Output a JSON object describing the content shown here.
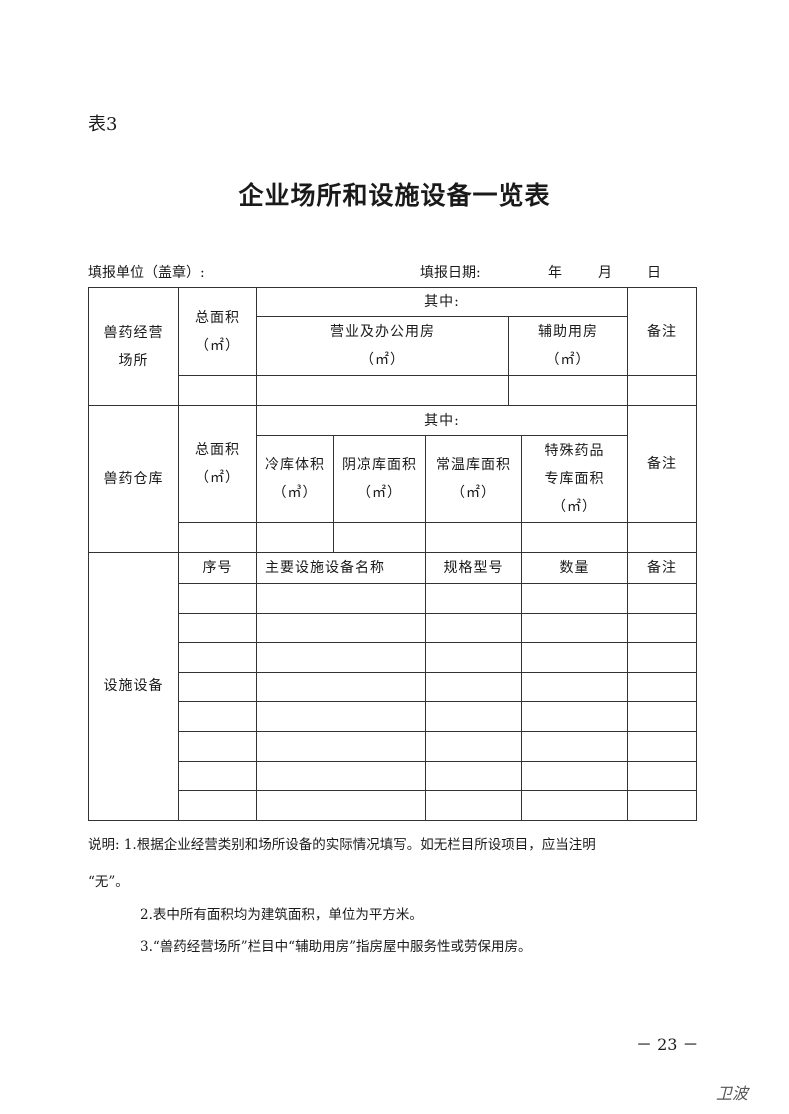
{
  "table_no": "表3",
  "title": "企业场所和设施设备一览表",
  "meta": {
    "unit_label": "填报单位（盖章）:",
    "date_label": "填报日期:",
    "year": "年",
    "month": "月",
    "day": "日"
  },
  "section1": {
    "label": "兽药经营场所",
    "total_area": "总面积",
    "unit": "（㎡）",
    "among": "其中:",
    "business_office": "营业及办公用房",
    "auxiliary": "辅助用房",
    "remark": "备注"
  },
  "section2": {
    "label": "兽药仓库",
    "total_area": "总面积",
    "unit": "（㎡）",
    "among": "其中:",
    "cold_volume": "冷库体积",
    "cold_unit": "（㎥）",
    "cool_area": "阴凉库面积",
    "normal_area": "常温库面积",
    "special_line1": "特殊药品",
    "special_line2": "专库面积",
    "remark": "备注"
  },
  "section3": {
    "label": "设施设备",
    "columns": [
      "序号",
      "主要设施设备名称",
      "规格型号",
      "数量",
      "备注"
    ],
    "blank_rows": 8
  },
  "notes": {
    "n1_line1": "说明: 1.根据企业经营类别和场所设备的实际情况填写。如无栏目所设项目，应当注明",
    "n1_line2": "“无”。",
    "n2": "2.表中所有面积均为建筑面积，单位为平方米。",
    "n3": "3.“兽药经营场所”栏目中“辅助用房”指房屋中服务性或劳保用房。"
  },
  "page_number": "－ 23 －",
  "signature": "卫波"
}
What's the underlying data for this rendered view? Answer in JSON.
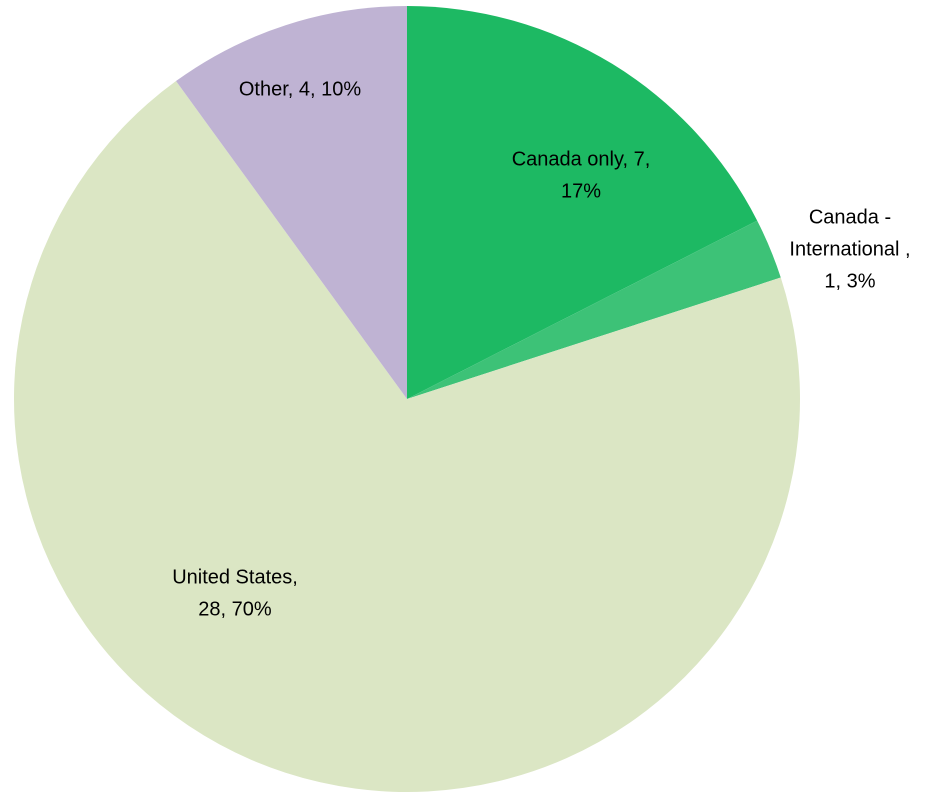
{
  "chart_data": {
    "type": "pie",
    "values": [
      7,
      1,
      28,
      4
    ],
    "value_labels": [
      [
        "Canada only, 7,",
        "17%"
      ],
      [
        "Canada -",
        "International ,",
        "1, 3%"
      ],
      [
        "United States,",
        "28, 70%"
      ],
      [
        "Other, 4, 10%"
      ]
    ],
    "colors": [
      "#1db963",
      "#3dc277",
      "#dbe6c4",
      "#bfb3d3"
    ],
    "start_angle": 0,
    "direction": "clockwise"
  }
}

◆ ◆ ◆ ◆

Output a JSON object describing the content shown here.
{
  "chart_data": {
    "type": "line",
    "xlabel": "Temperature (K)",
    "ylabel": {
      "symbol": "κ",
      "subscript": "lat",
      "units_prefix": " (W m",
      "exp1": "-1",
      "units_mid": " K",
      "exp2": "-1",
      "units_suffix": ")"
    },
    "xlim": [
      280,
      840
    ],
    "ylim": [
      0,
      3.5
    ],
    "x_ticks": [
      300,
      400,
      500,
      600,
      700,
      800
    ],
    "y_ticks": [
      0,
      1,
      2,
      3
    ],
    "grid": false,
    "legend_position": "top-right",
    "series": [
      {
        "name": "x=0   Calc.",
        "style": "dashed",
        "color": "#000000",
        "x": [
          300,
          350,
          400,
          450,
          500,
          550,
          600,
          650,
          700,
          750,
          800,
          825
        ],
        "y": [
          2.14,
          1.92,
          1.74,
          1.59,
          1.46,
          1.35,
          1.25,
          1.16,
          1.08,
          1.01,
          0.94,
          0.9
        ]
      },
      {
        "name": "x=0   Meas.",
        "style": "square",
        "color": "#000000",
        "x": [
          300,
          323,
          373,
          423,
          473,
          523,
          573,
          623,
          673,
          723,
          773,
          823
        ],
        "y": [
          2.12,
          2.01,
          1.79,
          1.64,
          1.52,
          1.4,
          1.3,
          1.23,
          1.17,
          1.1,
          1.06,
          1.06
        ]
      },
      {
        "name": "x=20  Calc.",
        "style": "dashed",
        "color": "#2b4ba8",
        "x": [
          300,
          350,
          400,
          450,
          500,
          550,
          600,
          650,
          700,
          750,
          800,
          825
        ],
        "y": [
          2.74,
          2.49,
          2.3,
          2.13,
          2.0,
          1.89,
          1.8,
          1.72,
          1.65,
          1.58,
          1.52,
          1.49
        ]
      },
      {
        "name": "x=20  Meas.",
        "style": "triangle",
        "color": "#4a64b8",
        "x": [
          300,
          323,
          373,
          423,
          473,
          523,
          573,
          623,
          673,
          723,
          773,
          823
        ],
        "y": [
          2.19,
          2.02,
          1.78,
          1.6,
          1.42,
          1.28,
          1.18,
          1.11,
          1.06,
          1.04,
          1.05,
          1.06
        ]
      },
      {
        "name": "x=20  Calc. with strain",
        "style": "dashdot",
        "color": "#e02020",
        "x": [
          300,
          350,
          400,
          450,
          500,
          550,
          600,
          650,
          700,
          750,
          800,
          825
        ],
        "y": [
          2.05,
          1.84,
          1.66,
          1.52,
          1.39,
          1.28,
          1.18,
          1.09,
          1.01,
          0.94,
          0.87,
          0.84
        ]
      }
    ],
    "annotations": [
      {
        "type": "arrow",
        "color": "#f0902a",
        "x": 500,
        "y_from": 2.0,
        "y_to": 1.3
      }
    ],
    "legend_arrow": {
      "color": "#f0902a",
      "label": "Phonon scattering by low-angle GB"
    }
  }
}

◆ ◆ ◆ ◆

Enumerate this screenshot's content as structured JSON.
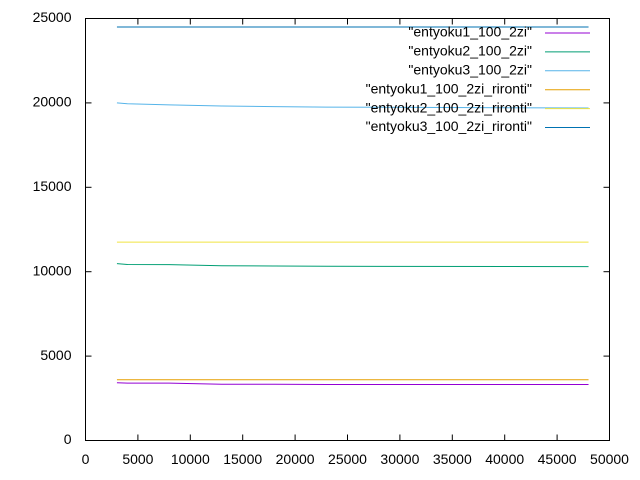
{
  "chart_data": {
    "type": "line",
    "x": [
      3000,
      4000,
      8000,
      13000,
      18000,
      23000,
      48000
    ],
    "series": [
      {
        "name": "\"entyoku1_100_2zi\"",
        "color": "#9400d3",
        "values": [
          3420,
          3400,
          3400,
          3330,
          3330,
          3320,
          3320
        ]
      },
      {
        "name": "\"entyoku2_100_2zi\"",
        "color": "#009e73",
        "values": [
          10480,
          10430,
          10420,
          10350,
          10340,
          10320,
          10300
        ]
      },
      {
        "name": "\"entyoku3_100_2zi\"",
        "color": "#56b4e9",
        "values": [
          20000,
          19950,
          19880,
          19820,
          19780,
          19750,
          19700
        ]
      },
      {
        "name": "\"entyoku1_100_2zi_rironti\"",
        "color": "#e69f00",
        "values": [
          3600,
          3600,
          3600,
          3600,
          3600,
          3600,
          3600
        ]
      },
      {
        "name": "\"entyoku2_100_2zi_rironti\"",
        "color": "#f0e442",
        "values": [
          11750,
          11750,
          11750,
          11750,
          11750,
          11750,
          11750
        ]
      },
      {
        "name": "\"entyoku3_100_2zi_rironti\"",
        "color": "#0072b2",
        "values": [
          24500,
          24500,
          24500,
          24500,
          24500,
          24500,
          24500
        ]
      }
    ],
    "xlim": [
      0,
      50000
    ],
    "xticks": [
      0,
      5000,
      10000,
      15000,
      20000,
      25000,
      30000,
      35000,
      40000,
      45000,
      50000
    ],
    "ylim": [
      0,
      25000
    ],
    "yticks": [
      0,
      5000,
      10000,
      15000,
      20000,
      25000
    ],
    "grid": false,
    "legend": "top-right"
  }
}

◆ ◆ ◆ ◆

[Directions for this task] In the entries above, find each line with the string "type" and copy it.

[Task solution]
    "type": "pie",
    "type": "line",
        "type": "arrow",
    "type": "line",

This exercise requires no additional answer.